Exercise details =
Set down each line of the material that follows, exactly, with no pictures.

Data entries =

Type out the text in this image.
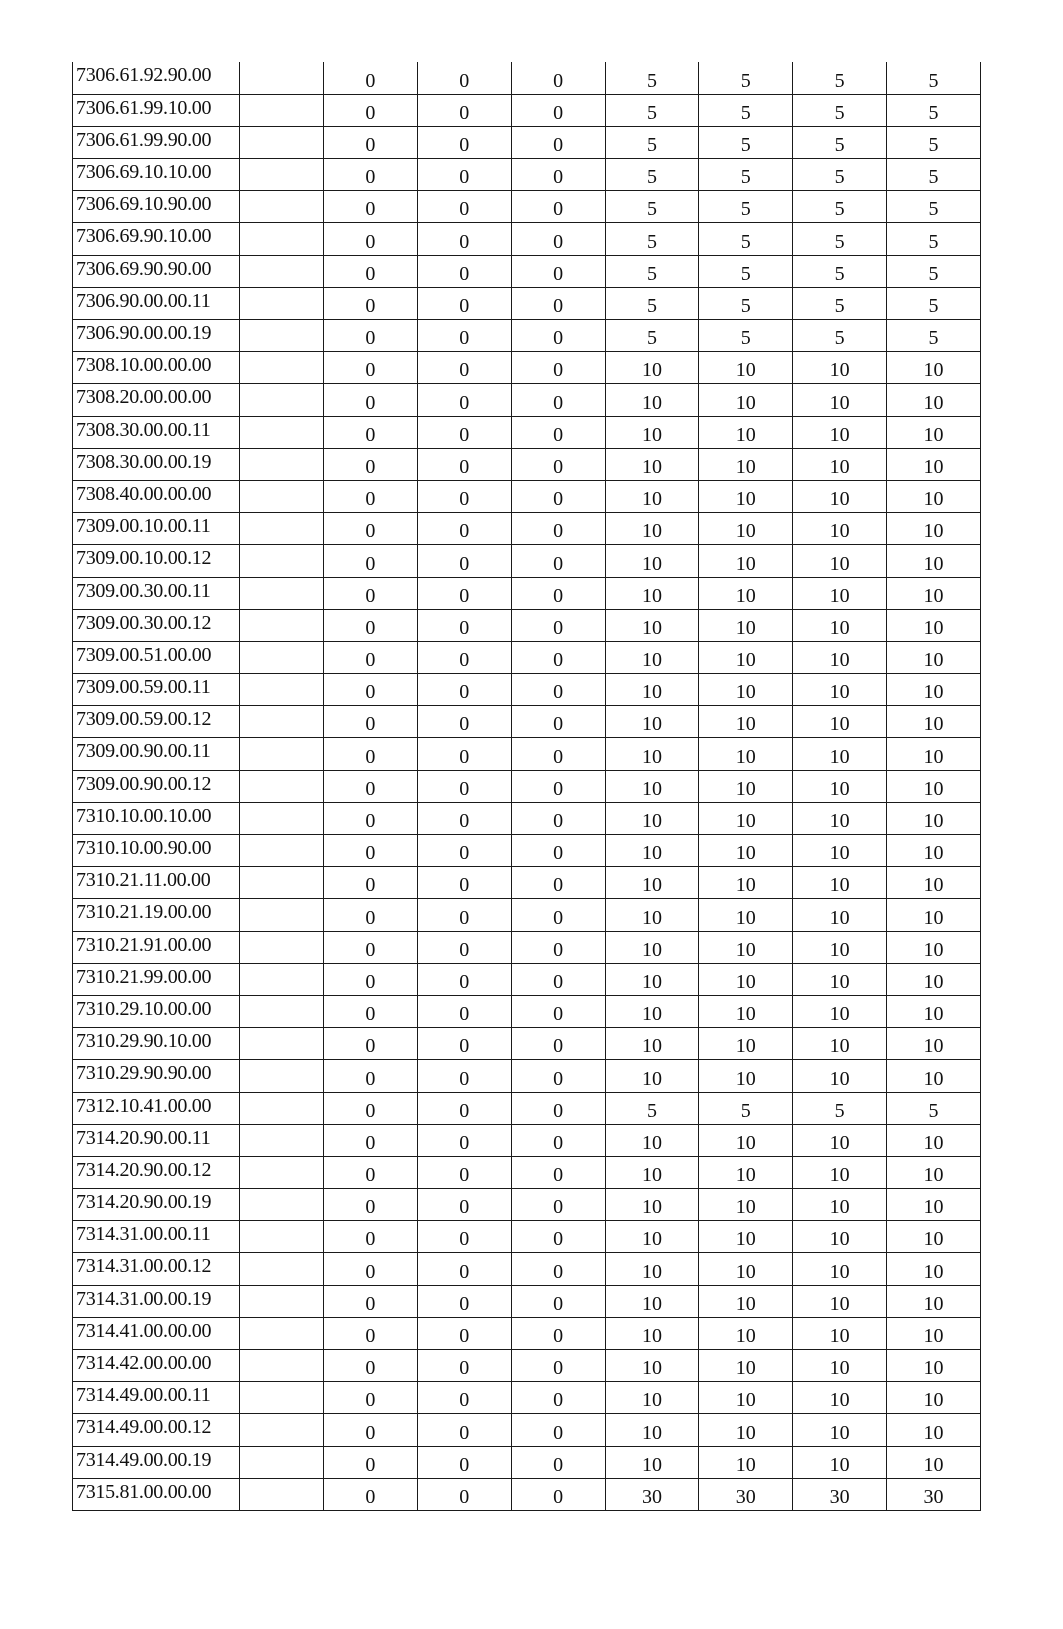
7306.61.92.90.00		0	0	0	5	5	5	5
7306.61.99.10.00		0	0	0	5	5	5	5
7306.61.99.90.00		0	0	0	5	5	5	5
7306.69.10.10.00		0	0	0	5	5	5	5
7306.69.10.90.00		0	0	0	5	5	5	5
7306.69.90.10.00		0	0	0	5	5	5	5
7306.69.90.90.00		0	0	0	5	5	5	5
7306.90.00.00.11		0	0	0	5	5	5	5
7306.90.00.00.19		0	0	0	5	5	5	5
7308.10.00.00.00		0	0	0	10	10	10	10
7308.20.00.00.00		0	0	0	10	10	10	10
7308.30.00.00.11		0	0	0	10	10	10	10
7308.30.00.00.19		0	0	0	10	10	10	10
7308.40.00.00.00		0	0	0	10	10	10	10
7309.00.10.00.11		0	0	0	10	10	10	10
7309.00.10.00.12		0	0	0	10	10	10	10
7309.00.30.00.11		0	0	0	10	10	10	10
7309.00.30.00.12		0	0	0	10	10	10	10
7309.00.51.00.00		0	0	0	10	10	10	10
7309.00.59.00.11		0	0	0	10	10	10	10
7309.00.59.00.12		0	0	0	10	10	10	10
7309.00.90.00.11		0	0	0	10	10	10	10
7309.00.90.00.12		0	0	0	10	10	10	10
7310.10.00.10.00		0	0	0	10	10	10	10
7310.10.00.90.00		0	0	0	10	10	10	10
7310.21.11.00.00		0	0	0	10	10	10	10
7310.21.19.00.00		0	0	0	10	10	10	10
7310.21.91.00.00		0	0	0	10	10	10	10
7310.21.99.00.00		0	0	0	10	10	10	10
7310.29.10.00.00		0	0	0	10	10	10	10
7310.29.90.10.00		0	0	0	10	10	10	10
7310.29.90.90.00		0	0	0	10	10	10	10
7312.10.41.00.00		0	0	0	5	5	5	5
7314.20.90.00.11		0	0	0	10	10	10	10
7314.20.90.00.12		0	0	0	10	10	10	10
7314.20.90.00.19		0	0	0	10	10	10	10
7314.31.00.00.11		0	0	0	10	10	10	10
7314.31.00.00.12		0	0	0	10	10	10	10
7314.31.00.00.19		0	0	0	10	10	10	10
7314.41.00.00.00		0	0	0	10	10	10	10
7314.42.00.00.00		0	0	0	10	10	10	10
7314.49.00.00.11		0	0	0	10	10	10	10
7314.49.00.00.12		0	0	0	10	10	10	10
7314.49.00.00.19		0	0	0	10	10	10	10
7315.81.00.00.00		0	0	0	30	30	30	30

Exercise response =
Type out the text in this image.
7306.61.92.90.00		0	0	0	5	5	5	5
7306.61.99.10.00		0	0	0	5	5	5	5
7306.61.99.90.00		0	0	0	5	5	5	5
7306.69.10.10.00		0	0	0	5	5	5	5
7306.69.10.90.00		0	0	0	5	5	5	5
7306.69.90.10.00		0	0	0	5	5	5	5
7306.69.90.90.00		0	0	0	5	5	5	5
7306.90.00.00.11		0	0	0	5	5	5	5
7306.90.00.00.19		0	0	0	5	5	5	5
7308.10.00.00.00		0	0	0	10	10	10	10
7308.20.00.00.00		0	0	0	10	10	10	10
7308.30.00.00.11		0	0	0	10	10	10	10
7308.30.00.00.19		0	0	0	10	10	10	10
7308.40.00.00.00		0	0	0	10	10	10	10
7309.00.10.00.11		0	0	0	10	10	10	10
7309.00.10.00.12		0	0	0	10	10	10	10
7309.00.30.00.11		0	0	0	10	10	10	10
7309.00.30.00.12		0	0	0	10	10	10	10
7309.00.51.00.00		0	0	0	10	10	10	10
7309.00.59.00.11		0	0	0	10	10	10	10
7309.00.59.00.12		0	0	0	10	10	10	10
7309.00.90.00.11		0	0	0	10	10	10	10
7309.00.90.00.12		0	0	0	10	10	10	10
7310.10.00.10.00		0	0	0	10	10	10	10
7310.10.00.90.00		0	0	0	10	10	10	10
7310.21.11.00.00		0	0	0	10	10	10	10
7310.21.19.00.00		0	0	0	10	10	10	10
7310.21.91.00.00		0	0	0	10	10	10	10
7310.21.99.00.00		0	0	0	10	10	10	10
7310.29.10.00.00		0	0	0	10	10	10	10
7310.29.90.10.00		0	0	0	10	10	10	10
7310.29.90.90.00		0	0	0	10	10	10	10
7312.10.41.00.00		0	0	0	5	5	5	5
7314.20.90.00.11		0	0	0	10	10	10	10
7314.20.90.00.12		0	0	0	10	10	10	10
7314.20.90.00.19		0	0	0	10	10	10	10
7314.31.00.00.11		0	0	0	10	10	10	10
7314.31.00.00.12		0	0	0	10	10	10	10
7314.31.00.00.19		0	0	0	10	10	10	10
7314.41.00.00.00		0	0	0	10	10	10	10
7314.42.00.00.00		0	0	0	10	10	10	10
7314.49.00.00.11		0	0	0	10	10	10	10
7314.49.00.00.12		0	0	0	10	10	10	10
7314.49.00.00.19		0	0	0	10	10	10	10
7315.81.00.00.00		0	0	0	30	30	30	30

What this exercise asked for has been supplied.